(Data entries)

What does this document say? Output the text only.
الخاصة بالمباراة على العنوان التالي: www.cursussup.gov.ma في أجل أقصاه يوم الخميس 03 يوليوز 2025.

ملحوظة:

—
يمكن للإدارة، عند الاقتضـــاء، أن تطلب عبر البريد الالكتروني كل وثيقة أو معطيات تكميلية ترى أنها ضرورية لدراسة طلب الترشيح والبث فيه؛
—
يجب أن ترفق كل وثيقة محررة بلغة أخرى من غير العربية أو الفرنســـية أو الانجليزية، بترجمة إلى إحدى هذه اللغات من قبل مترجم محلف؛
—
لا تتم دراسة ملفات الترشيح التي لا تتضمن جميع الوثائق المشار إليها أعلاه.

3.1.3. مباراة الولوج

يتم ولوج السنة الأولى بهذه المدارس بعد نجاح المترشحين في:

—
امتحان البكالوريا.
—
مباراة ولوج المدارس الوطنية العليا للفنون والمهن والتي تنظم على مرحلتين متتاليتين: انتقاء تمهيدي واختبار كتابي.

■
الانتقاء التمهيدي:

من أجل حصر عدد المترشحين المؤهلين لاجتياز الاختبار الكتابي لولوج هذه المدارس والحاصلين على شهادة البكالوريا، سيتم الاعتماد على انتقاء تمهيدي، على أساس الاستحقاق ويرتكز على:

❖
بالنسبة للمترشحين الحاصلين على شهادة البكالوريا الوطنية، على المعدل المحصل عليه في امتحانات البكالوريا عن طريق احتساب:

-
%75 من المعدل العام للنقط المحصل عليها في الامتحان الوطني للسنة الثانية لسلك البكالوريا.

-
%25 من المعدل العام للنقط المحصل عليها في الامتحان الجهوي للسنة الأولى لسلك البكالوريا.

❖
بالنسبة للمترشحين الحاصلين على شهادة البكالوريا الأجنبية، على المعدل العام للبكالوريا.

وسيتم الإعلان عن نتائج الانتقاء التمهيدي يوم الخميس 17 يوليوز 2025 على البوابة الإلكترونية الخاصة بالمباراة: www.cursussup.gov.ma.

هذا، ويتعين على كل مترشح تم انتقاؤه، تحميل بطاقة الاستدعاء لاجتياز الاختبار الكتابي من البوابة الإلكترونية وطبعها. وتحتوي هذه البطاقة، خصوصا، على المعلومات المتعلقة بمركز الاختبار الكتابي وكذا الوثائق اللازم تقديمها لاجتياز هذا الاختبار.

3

▶ **Do this**
Reproduce the listing in full. Keep it exactly as written.

▶ **Result below**
What does this document say? Output the text only.
الخاصة بالمباراة على العنوان التالي: www.cursussup.gov.ma في أجل أقصاه يوم الخميس 03 يوليوز 2025.

ملحوظة:

—
يمكن للإدارة، عند الاقتضـــاء، أن تطلب عبر البريد الالكتروني كل وثيقة أو معطيات تكميلية ترى أنها ضرورية لدراسة طلب الترشيح والبث فيه؛
—
يجب أن ترفق كل وثيقة محررة بلغة أخرى من غير العربية أو الفرنســـية أو الانجليزية، بترجمة إلى إحدى هذه اللغات من قبل مترجم محلف؛
—
لا تتم دراسة ملفات الترشيح التي لا تتضمن جميع الوثائق المشار إليها أعلاه.

3.1.3. مباراة الولوج

يتم ولوج السنة الأولى بهذه المدارس بعد نجاح المترشحين في:

—
امتحان البكالوريا.
—
مباراة ولوج المدارس الوطنية العليا للفنون والمهن والتي تنظم على مرحلتين متتاليتين: انتقاء تمهيدي واختبار كتابي.

■
الانتقاء التمهيدي:

من أجل حصر عدد المترشحين المؤهلين لاجتياز الاختبار الكتابي لولوج هذه المدارس والحاصلين على شهادة البكالوريا، سيتم الاعتماد على انتقاء تمهيدي، على أساس الاستحقاق ويرتكز على:

❖
بالنسبة للمترشحين الحاصلين على شهادة البكالوريا الوطنية، على المعدل المحصل عليه في امتحانات البكالوريا عن طريق احتساب:

-
%75 من المعدل العام للنقط المحصل عليها في الامتحان الوطني للسنة الثانية لسلك البكالوريا.

-
%25 من المعدل العام للنقط المحصل عليها في الامتحان الجهوي للسنة الأولى لسلك البكالوريا.

❖
بالنسبة للمترشحين الحاصلين على شهادة البكالوريا الأجنبية، على المعدل العام للبكالوريا.

وسيتم الإعلان عن نتائج الانتقاء التمهيدي يوم الخميس 17 يوليوز 2025 على البوابة الإلكترونية الخاصة بالمباراة: www.cursussup.gov.ma.

هذا، ويتعين على كل مترشح تم انتقاؤه، تحميل بطاقة الاستدعاء لاجتياز الاختبار الكتابي من البوابة الإلكترونية وطبعها. وتحتوي هذه البطاقة، خصوصا، على المعلومات المتعلقة بمركز الاختبار الكتابي وكذا الوثائق اللازم تقديمها لاجتياز هذا الاختبار.

3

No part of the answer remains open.